POTONGAN TEKS
▼▼▼

Setiap manusia dilahirkan merdeka dan mempunyai hak dan martabat yang sama’. Kalimat pertama yang terkenal dari Universal Declaration of Human Rights (Deklarasi Universal Hak-Hak Asasi Manusia) ini, diadopsi hampir enam puluh tahun yang lalu oleh Sidang Umum Persatuan Bangsa-Bangsa (PBB), mengandung di dalamnya agenda-agenda politik kami sebagai orang- orang lesbian, gay, biseksual, transgender, transeksual, transisi dan interseksual.

 Dunia telah perlahan-lahan menerima bahwa individu manusia memiliki perbedaan-perbedaan dalam jenis kelamin, asal ras atau etnis, dan agama, dan bahwasanya perbedaan-perbedaan ini haruslah dihormati dan tidak digunakan sebagai alasan untuk perlakuan diskriminasi. Akan tetapi kebanyakan negara masih belum menerima dua aspek dari keanekaragaman manusia: bahwasanya manusia mempunyai perbedaan dalam orientasi seksual dan identitas gender; bahwasanya dua perempuan ataupun dua lelaki dapat saling jatuh cinta; dan bahwasanya identitas seseorang, sebagai perempuan atau lelaki ataupun bukan keduanya, adalah tidak selalu ditentukan oleh jenis tubuh dimana mereka dilahirkan.

▲▲▲

DATA MENTAH
▼▼▼

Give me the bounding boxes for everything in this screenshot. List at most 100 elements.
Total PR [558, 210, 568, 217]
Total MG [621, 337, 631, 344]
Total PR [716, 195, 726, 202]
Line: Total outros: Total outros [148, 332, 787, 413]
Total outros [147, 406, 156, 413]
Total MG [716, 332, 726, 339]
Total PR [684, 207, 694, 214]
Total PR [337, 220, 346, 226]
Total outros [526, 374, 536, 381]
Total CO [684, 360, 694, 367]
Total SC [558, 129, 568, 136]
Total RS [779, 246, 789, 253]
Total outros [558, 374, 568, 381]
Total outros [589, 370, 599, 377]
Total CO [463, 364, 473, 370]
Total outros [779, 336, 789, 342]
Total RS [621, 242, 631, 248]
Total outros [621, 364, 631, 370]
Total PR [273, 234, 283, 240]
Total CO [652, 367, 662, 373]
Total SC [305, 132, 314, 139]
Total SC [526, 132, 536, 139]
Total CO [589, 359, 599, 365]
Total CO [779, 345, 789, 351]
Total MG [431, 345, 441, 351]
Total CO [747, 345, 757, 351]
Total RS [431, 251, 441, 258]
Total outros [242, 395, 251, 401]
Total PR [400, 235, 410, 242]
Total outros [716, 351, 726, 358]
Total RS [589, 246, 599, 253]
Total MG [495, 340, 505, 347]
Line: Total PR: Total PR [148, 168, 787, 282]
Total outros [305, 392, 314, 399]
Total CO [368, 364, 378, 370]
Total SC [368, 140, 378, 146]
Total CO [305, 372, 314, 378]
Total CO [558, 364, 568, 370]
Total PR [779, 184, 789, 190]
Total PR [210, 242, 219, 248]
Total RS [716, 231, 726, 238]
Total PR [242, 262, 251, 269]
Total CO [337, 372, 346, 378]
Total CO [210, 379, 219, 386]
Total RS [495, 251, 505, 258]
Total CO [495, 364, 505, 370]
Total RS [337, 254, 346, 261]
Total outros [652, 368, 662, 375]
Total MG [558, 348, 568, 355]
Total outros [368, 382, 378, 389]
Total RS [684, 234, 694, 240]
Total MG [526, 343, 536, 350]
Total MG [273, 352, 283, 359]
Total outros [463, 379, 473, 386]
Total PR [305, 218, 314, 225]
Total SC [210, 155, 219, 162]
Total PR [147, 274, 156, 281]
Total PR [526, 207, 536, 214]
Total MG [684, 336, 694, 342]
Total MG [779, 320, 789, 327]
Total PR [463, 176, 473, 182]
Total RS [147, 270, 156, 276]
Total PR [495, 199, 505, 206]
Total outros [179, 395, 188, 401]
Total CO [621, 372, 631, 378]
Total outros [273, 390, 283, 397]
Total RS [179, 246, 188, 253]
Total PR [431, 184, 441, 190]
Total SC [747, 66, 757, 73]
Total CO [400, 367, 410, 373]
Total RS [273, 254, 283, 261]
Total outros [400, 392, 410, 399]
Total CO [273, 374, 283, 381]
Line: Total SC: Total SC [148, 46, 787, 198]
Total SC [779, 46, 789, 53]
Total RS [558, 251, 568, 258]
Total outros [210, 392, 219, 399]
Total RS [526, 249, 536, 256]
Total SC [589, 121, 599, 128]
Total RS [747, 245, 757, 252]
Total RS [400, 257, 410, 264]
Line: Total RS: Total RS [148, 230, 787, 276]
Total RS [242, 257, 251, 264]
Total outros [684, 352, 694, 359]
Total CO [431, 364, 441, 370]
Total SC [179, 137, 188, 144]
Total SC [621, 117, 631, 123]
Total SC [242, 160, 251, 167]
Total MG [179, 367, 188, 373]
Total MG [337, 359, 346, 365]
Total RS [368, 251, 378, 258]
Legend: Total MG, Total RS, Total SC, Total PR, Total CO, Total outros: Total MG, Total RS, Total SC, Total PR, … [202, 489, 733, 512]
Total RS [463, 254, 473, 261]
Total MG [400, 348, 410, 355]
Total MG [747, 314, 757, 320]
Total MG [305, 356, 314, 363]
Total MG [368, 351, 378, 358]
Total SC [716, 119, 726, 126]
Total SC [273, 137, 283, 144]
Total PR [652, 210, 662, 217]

▲▲▲

TUGAS
Lanjutkan teks tentang hak asasi orang lesbian, gay, biseksual, dan transgender, dimulai tepat setelah kalimat terakhirnya.

JAWABAN
 Penolakan untuk menerima dan menghormati perbedaan-perbedaan ini berarti bahwa  penindasan atas orang-orang yang mempunyai orientasi seksual Lesbian, Gay, Biseksual dan Transgender (LGBT) adalah tetap merupakan realitas sehari-hari di banyak wilayah di dunia. Di beberapa negara, diskriminasi dan kekerasan terhadap LGBT semakin memburuk. Akan tetapi semakin banyak juga individu dan kelompok-kelompok yang berani memperjuangkan hak-hak asasi LGBT di semua wilayah di dunia. Terutama, individu-individu dan kelompok-kelompok di Asia, Afrika, Amerika Latin dan Eropa Timur sudah tidak lagi bisa menerima prasangka dan diskriminasi, dan mulai menjadi tidak begitu sabar lagi untuk mencapai kebebasan dan kesetaraan. Akan tetapi kemajuan tersebut tidak merata dan tidak otomatis. Di seluruh dunia, kita melihat kemajuan-kemajuan maupun kemunduran-kemunduran.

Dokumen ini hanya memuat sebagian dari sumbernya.